### What this task involves:
Find the string "length" in the records and copy each line where it occurs.

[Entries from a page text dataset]

-=-=-=-=-

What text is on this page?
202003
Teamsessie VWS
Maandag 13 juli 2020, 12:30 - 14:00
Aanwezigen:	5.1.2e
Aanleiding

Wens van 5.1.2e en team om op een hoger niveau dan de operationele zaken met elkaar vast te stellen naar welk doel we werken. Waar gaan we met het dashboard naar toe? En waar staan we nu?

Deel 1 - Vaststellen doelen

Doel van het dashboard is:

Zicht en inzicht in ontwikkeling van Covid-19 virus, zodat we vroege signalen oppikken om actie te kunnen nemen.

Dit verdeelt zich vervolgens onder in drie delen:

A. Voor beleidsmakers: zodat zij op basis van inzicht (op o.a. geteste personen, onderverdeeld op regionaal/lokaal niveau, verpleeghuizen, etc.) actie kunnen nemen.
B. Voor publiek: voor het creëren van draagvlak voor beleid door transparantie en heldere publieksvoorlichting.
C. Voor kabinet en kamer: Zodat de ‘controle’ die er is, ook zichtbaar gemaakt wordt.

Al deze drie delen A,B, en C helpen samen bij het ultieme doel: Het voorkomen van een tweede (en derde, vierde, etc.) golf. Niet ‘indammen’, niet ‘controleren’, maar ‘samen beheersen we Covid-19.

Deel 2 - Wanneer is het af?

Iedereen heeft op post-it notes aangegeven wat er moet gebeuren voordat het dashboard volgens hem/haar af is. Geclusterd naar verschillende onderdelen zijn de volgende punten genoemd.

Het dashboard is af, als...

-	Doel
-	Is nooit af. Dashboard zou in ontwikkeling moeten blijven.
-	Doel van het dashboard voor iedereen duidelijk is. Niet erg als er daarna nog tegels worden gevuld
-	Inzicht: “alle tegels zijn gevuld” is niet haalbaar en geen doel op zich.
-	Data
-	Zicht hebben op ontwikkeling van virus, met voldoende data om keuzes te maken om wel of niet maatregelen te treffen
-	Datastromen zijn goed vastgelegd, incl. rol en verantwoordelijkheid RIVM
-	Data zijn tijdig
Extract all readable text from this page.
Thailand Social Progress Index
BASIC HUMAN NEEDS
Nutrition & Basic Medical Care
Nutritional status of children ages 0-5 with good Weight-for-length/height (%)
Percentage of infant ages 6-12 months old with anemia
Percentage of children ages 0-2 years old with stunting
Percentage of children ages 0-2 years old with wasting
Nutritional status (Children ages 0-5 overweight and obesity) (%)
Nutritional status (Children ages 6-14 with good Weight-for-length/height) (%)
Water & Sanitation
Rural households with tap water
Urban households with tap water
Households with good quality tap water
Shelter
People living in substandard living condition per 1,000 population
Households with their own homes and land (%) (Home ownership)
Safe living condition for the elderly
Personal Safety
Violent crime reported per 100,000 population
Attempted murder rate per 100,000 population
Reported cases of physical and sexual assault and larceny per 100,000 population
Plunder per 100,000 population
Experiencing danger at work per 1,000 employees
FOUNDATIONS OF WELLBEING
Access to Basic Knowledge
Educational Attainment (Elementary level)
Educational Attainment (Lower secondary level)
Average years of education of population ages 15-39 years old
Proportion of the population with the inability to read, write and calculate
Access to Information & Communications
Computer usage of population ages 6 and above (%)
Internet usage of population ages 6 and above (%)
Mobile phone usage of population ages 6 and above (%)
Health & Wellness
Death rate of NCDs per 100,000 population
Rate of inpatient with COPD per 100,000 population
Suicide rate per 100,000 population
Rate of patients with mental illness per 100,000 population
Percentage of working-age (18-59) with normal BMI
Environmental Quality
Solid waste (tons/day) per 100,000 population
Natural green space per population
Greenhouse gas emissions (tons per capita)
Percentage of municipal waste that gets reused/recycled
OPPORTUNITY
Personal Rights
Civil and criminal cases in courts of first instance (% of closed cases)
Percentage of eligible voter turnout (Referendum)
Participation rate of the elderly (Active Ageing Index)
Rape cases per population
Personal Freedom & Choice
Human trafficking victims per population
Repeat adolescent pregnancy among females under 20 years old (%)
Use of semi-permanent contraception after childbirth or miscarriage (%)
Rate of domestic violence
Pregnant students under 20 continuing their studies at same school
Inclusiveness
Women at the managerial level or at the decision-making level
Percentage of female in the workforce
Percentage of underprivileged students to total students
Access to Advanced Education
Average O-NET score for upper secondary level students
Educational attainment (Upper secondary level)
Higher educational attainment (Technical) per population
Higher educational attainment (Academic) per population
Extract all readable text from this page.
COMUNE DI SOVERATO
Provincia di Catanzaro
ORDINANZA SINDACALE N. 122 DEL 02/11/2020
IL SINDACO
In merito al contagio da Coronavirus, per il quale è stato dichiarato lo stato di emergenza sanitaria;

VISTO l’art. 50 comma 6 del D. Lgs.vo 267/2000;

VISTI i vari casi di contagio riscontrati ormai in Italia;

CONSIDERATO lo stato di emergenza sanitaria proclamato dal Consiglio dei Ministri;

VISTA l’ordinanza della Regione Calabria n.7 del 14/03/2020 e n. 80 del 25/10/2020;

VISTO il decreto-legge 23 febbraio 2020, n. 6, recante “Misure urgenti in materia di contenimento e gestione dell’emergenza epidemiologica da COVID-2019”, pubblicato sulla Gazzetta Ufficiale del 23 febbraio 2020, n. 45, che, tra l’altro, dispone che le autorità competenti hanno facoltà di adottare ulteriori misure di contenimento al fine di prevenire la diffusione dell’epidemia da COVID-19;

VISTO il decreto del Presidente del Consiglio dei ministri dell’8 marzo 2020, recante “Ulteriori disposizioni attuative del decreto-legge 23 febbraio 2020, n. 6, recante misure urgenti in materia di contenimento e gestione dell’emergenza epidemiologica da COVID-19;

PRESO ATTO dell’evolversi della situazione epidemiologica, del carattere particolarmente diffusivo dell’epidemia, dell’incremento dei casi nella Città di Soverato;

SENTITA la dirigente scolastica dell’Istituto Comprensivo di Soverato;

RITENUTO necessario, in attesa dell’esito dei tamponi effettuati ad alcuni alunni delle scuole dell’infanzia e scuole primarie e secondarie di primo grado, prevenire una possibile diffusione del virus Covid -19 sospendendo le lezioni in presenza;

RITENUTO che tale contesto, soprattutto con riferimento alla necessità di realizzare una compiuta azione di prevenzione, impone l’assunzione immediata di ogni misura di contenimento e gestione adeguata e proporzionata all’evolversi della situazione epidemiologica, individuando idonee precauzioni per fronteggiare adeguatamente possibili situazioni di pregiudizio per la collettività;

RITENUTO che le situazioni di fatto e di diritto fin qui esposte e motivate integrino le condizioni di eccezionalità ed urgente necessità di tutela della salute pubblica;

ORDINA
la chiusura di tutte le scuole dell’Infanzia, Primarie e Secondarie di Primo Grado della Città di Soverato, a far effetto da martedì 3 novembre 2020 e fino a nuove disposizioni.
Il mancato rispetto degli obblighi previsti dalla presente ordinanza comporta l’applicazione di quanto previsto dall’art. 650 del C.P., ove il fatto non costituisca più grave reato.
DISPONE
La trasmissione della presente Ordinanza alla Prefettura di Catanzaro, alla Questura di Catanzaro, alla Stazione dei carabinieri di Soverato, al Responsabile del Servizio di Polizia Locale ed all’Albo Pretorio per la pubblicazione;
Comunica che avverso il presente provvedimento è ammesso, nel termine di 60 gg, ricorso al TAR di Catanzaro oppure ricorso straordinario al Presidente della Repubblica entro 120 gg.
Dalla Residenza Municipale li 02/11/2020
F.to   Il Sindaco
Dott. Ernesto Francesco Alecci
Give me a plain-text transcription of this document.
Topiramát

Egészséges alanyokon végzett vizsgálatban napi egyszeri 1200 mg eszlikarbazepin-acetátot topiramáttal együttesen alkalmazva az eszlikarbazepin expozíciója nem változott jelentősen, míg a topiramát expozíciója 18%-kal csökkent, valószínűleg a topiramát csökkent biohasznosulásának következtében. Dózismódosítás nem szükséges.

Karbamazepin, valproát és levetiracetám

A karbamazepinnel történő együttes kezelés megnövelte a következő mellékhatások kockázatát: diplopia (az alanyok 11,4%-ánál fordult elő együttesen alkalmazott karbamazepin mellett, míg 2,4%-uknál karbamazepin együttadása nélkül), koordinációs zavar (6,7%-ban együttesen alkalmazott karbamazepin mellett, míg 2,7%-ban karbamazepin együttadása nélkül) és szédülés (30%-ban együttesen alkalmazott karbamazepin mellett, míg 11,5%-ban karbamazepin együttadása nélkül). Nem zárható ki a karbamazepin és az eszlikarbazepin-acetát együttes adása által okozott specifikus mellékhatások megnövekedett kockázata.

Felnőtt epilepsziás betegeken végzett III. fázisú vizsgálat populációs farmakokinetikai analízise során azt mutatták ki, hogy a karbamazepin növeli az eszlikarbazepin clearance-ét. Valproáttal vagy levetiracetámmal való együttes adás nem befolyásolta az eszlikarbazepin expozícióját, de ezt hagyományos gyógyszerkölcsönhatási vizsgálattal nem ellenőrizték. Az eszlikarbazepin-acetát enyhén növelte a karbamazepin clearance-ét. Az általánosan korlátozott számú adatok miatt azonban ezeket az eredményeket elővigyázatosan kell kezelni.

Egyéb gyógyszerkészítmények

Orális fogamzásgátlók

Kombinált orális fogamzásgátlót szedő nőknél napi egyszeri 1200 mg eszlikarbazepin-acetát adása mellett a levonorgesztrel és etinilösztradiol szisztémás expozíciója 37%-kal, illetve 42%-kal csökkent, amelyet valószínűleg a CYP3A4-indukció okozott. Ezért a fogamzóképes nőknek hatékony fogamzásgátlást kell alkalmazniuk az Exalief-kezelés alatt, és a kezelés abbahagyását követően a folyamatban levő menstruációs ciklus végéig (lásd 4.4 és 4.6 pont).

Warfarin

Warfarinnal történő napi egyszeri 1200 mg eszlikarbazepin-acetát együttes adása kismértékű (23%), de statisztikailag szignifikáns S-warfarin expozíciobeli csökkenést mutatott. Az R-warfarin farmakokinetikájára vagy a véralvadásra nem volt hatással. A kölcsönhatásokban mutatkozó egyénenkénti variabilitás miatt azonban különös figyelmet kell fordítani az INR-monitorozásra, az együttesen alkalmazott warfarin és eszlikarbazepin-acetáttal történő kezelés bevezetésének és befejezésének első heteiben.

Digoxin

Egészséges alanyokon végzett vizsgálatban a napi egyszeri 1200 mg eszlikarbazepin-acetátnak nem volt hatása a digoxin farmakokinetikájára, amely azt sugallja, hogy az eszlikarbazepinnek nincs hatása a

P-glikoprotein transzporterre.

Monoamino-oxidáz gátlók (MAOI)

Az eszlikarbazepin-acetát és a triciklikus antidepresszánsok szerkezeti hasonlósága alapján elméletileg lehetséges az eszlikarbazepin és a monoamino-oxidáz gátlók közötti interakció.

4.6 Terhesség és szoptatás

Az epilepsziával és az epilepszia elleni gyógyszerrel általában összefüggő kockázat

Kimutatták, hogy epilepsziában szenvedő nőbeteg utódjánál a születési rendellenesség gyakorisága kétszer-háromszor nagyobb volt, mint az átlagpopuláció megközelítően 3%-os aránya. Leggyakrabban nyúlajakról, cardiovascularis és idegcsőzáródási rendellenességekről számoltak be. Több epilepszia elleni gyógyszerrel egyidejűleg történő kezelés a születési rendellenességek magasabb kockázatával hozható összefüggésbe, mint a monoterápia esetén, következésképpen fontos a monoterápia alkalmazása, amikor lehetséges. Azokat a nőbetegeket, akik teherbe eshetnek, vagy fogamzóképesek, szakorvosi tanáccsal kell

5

-=-=-=-=-

### Your response:
Nutritional status of children ages 0-5 with good Weight-for-length/height (%)
Nutritional status (Children ages 6-14 with good Weight-for-length/height) (%)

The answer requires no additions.